_REQUIRED TASK_
Extract the records below word for word and ignore the images.

_DATA PROVIDED_
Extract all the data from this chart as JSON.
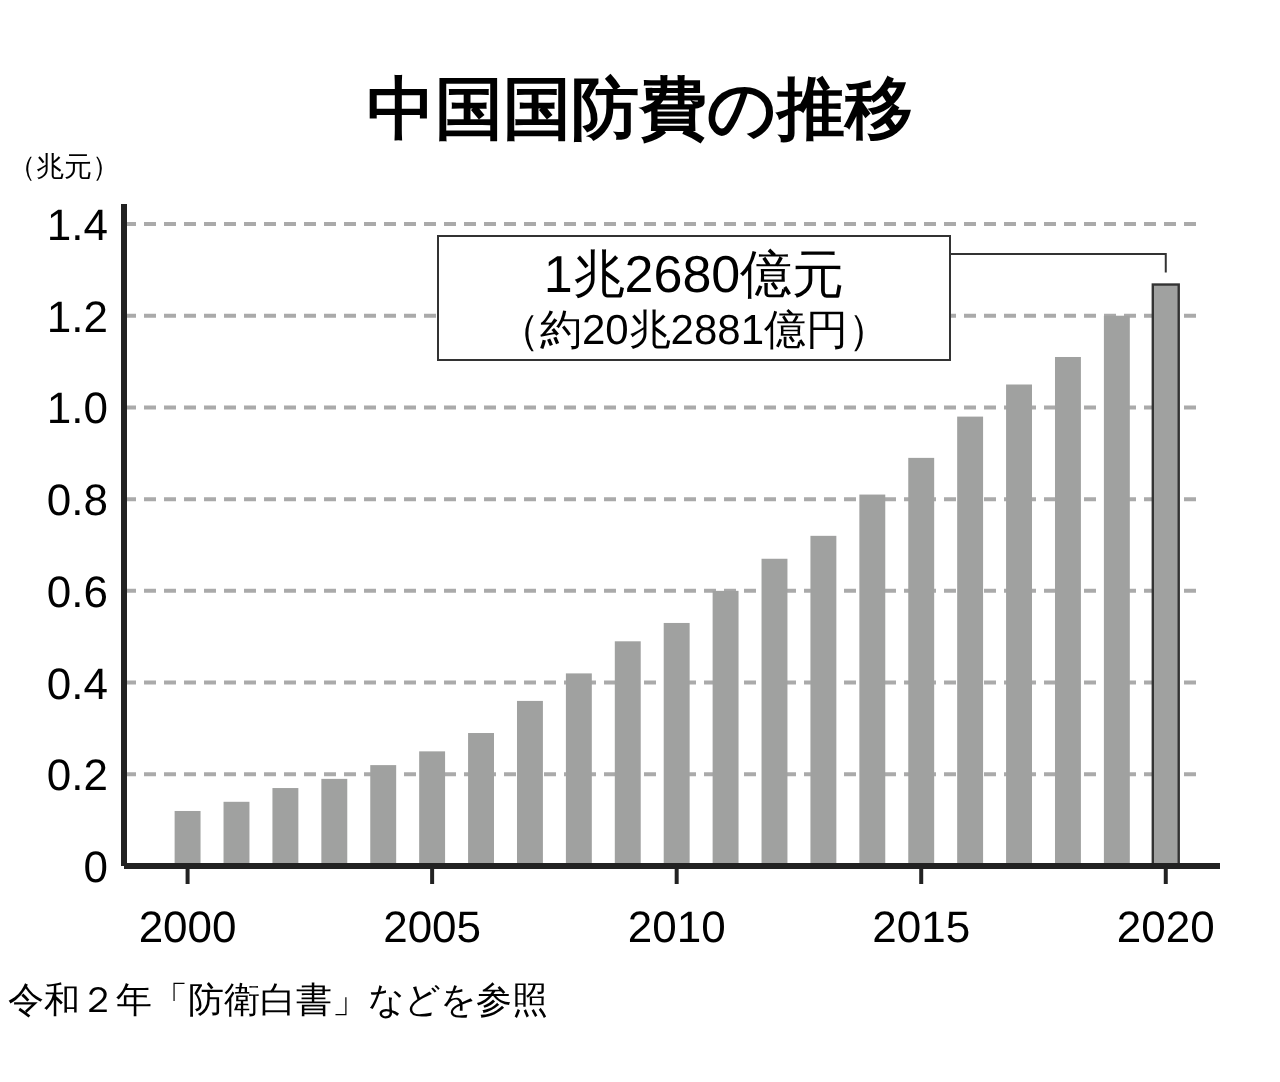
{
  "chart_data": {
    "type": "bar",
    "title": "中国国防費の推移",
    "ylabel": "（兆元）",
    "x": [
      2000,
      2001,
      2002,
      2003,
      2004,
      2005,
      2006,
      2007,
      2008,
      2009,
      2010,
      2011,
      2012,
      2013,
      2014,
      2015,
      2016,
      2017,
      2018,
      2019,
      2020
    ],
    "values": [
      0.12,
      0.14,
      0.17,
      0.19,
      0.22,
      0.25,
      0.29,
      0.36,
      0.42,
      0.49,
      0.53,
      0.6,
      0.67,
      0.72,
      0.81,
      0.89,
      0.98,
      1.05,
      1.11,
      1.2,
      1.268
    ],
    "color": "#a0a1a0",
    "xlim": [
      1998.7,
      2020.7
    ],
    "xticks": [
      2000,
      2005,
      2010,
      2015,
      2020
    ],
    "ylim": [
      0,
      1.4
    ],
    "yticks": [
      0,
      0.2,
      0.4,
      0.6,
      0.8,
      {
        "value": 1,
        "label": "1.0"
      },
      1.2,
      1.4
    ],
    "grid": "y",
    "annotations": [
      "1兆2680億元",
      "（約20兆2881億円）",
      "令和２年「防衛白書」などを参照"
    ]
  }
}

_RIGHT ANSWER_
Extract all the data from this chart as JSON.
{
  "chart_data": {
    "type": "bar",
    "title": "中国国防費の推移",
    "ylabel": "（兆元）",
    "x": [
      2000,
      2001,
      2002,
      2003,
      2004,
      2005,
      2006,
      2007,
      2008,
      2009,
      2010,
      2011,
      2012,
      2013,
      2014,
      2015,
      2016,
      2017,
      2018,
      2019,
      2020
    ],
    "values": [
      0.12,
      0.14,
      0.17,
      0.19,
      0.22,
      0.25,
      0.29,
      0.36,
      0.42,
      0.49,
      0.53,
      0.6,
      0.67,
      0.72,
      0.81,
      0.89,
      0.98,
      1.05,
      1.11,
      1.2,
      1.268
    ],
    "color": "#a0a1a0",
    "xlim": [
      1998.7,
      2020.7
    ],
    "xticks": [
      2000,
      2005,
      2010,
      2015,
      2020
    ],
    "ylim": [
      0,
      1.4
    ],
    "yticks": [
      0,
      0.2,
      0.4,
      0.6,
      0.8,
      {
        "value": 1,
        "label": "1.0"
      },
      1.2,
      1.4
    ],
    "grid": "y",
    "annotations": [
      "1兆2680億元",
      "（約20兆2881億円）",
      "令和２年「防衛白書」などを参照"
    ]
  }
}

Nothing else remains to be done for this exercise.